** start of Exercise materials **

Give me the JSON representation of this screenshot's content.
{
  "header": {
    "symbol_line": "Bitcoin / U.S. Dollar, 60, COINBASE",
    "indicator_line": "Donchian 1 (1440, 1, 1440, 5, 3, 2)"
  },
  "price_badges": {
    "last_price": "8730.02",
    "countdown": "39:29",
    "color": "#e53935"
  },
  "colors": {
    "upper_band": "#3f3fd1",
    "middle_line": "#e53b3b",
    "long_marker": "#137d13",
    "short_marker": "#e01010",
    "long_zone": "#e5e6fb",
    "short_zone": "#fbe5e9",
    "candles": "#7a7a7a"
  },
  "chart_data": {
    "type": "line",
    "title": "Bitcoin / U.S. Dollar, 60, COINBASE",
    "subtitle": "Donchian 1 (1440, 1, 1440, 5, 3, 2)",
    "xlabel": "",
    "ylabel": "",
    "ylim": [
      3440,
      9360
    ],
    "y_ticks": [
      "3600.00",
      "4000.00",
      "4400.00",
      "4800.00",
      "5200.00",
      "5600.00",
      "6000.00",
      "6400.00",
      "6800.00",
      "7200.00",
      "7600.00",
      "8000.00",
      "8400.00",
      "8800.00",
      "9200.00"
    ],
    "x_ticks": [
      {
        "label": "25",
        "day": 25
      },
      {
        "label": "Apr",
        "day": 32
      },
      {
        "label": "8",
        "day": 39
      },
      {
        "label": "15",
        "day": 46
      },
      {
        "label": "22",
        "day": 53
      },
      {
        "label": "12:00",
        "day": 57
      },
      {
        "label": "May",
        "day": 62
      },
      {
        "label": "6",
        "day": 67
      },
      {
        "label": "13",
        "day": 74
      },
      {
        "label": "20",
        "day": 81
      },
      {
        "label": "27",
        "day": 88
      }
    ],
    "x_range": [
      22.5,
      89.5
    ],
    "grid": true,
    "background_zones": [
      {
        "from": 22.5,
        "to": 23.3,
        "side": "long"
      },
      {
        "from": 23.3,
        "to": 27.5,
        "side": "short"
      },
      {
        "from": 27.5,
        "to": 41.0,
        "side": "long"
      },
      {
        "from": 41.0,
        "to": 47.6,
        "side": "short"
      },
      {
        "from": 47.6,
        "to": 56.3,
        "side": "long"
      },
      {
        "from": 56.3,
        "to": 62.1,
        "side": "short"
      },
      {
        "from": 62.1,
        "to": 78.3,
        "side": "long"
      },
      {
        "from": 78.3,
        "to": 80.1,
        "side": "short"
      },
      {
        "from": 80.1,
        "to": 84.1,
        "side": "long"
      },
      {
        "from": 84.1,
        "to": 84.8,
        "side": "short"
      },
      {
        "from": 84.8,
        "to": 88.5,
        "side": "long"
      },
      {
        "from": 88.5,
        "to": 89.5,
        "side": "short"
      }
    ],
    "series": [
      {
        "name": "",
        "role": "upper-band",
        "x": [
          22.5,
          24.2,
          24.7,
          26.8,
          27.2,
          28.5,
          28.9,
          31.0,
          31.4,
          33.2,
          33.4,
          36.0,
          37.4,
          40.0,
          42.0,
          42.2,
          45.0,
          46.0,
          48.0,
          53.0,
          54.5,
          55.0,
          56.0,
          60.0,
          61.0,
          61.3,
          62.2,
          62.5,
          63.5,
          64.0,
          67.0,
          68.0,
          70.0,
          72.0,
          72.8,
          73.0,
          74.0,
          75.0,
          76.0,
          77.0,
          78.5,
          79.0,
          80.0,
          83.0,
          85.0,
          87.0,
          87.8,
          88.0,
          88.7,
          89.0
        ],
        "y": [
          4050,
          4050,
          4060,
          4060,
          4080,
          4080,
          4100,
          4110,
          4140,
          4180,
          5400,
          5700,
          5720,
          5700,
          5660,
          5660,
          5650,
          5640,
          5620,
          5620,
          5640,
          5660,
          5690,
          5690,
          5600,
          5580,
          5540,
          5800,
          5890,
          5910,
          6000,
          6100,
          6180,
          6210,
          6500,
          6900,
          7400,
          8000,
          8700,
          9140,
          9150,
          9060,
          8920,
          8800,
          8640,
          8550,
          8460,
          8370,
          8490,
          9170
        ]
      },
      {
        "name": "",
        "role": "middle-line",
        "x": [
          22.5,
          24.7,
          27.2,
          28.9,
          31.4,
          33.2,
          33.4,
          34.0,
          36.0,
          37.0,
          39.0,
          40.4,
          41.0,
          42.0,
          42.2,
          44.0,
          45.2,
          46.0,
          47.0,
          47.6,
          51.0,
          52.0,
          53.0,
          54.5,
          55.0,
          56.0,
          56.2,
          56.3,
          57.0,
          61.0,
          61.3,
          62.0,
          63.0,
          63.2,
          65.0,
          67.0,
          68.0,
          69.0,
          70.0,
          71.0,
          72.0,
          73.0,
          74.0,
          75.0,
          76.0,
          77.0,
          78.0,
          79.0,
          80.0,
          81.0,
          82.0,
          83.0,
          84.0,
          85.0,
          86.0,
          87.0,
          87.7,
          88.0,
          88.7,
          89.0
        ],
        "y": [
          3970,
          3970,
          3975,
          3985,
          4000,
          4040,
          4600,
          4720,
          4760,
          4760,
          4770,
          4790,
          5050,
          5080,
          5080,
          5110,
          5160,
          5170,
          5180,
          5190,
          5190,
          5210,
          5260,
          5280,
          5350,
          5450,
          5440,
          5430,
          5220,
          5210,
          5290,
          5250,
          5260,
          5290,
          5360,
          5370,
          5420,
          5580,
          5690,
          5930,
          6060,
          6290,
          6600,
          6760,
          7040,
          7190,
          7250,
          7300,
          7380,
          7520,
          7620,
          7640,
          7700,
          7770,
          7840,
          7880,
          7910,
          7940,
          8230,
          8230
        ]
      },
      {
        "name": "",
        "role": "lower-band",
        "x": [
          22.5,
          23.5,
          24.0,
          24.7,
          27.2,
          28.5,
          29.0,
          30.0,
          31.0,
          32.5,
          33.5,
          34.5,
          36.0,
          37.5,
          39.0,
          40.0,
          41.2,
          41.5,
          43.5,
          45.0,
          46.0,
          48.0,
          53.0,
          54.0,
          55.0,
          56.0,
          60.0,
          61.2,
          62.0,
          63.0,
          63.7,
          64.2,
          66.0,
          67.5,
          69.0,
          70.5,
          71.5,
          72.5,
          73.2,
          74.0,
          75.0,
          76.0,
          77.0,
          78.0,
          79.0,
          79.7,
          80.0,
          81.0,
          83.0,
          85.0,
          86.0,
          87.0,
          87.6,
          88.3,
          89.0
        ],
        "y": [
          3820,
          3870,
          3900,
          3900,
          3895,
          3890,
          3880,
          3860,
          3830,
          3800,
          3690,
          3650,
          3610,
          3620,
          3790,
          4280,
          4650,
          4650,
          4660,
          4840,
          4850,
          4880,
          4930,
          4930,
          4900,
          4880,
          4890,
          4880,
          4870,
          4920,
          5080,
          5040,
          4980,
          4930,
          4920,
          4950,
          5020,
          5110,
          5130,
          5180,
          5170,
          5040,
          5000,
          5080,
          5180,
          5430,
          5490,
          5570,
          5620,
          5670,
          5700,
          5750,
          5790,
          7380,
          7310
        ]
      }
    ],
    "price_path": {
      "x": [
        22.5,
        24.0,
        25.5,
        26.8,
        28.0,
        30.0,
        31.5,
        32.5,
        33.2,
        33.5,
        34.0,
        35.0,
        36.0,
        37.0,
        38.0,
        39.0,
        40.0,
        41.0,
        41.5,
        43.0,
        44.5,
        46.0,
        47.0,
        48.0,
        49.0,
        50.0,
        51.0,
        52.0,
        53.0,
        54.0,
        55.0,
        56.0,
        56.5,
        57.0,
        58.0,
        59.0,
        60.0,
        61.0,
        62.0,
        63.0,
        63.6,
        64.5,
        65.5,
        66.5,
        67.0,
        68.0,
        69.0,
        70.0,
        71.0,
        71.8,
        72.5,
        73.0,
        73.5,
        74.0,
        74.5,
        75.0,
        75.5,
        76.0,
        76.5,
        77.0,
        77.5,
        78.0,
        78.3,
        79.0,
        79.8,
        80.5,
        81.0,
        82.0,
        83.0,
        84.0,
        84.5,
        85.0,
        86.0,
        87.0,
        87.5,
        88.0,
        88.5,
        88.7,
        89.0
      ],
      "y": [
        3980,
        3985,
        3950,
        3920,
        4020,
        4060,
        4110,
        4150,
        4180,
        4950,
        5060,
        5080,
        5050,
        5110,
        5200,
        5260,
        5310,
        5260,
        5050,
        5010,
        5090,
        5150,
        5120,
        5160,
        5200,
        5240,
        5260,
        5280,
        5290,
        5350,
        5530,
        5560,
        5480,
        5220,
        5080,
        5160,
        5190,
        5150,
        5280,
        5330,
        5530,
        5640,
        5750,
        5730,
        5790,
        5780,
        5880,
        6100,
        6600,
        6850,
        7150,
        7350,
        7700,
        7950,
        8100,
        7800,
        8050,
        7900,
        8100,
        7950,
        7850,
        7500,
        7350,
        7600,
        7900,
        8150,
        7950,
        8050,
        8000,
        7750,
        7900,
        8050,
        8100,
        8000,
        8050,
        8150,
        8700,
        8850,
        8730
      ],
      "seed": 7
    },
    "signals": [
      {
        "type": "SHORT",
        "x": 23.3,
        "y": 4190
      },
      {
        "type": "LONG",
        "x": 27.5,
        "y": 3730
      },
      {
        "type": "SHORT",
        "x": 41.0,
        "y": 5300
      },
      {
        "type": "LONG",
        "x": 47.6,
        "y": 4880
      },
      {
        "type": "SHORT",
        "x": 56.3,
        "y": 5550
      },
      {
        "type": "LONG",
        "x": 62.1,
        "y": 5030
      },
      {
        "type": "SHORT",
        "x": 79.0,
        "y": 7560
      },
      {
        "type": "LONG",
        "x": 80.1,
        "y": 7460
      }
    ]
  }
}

** end of Exercise materials **

Tally the lines of the data that hold the string "Dollar". Answer with the number and nothing more.

2